*The exercise*: Lines that contain the string "Worn" are to be copied; leave out all others.

*Given records*:
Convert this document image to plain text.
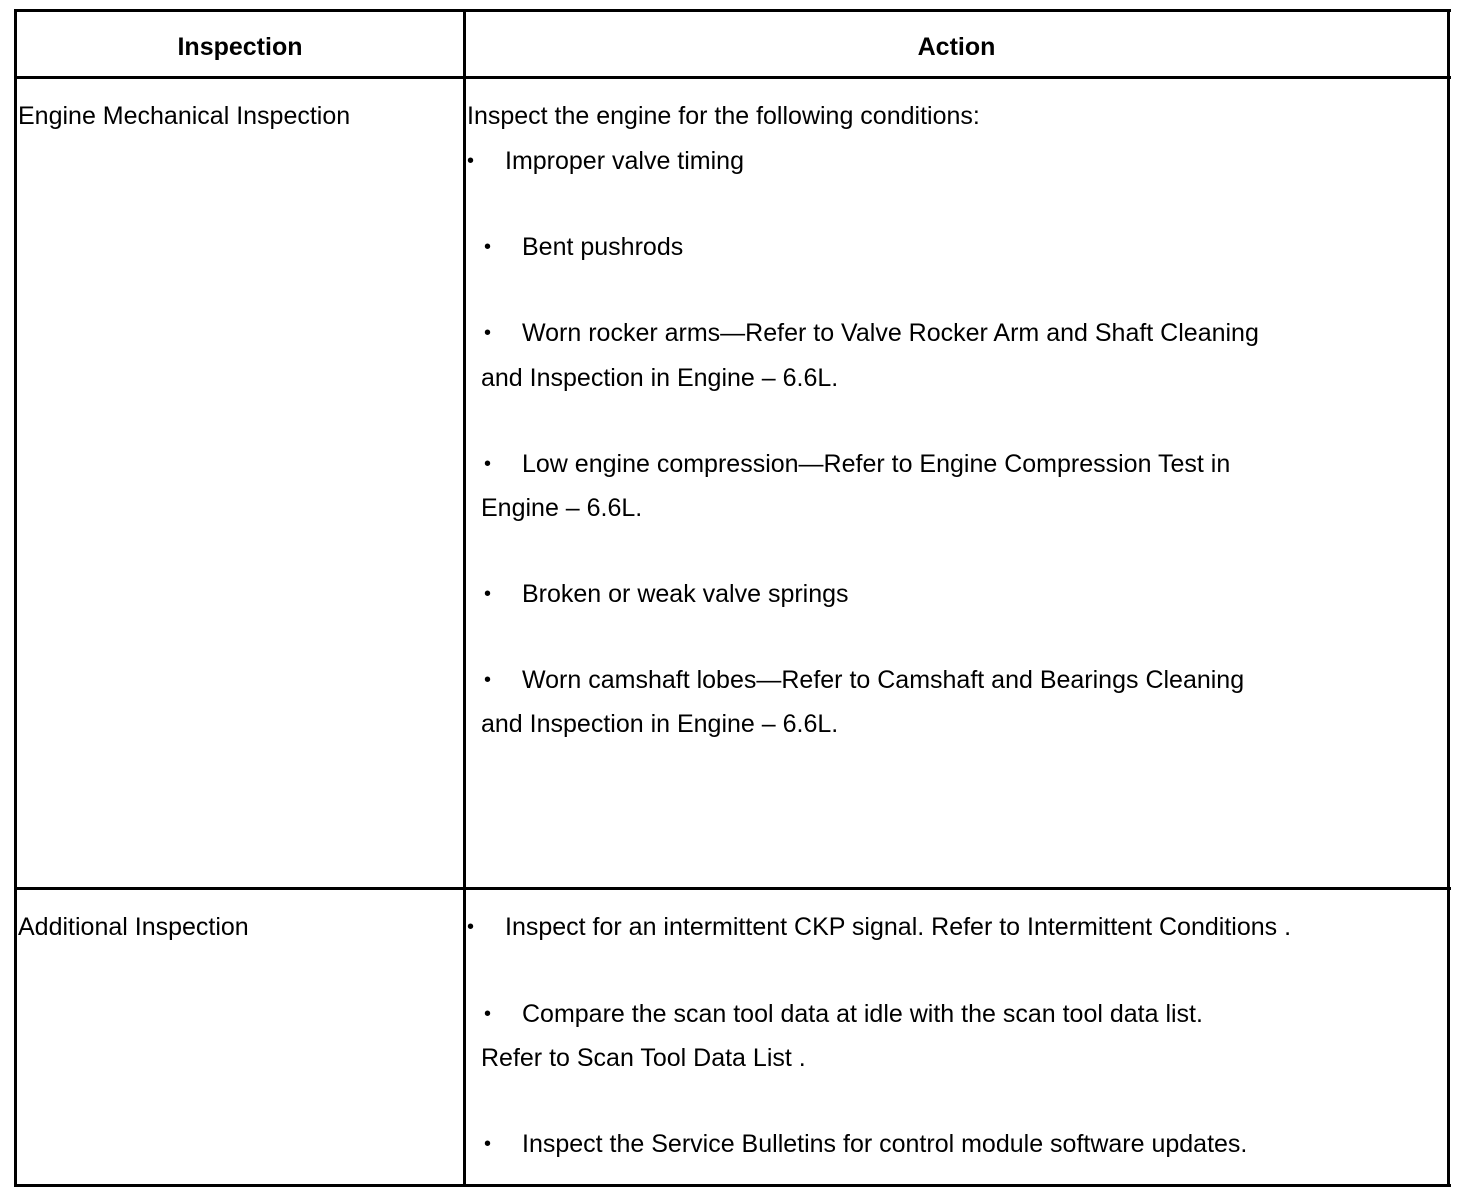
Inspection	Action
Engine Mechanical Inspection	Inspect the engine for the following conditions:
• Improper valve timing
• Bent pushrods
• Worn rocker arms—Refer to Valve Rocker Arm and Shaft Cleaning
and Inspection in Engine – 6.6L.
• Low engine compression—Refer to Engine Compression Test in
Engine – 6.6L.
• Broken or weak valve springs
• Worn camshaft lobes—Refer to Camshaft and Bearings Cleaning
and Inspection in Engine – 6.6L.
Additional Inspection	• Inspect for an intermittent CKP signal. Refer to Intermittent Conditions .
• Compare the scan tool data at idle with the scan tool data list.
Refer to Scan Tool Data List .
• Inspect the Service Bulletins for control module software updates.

--

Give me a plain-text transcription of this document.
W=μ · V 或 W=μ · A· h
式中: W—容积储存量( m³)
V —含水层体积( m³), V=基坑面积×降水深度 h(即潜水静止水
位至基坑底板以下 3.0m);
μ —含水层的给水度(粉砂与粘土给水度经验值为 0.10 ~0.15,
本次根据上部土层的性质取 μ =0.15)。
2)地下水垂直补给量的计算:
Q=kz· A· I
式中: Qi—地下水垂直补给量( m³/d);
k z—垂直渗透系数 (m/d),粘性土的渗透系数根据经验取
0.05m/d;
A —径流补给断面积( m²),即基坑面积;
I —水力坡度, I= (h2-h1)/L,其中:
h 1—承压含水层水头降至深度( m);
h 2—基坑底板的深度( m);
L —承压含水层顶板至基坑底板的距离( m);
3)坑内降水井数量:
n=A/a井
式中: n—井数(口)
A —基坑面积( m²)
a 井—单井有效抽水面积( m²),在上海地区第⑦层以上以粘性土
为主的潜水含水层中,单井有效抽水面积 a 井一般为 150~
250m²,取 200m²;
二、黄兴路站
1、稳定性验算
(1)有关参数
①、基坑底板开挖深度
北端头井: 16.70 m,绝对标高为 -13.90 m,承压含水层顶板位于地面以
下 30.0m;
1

*Solution for this problem*:
• Worn rocker arms—Refer to Valve Rocker Arm and Shaft Cleaning
• Worn camshaft lobes—Refer to Camshaft and Bearings Cleaning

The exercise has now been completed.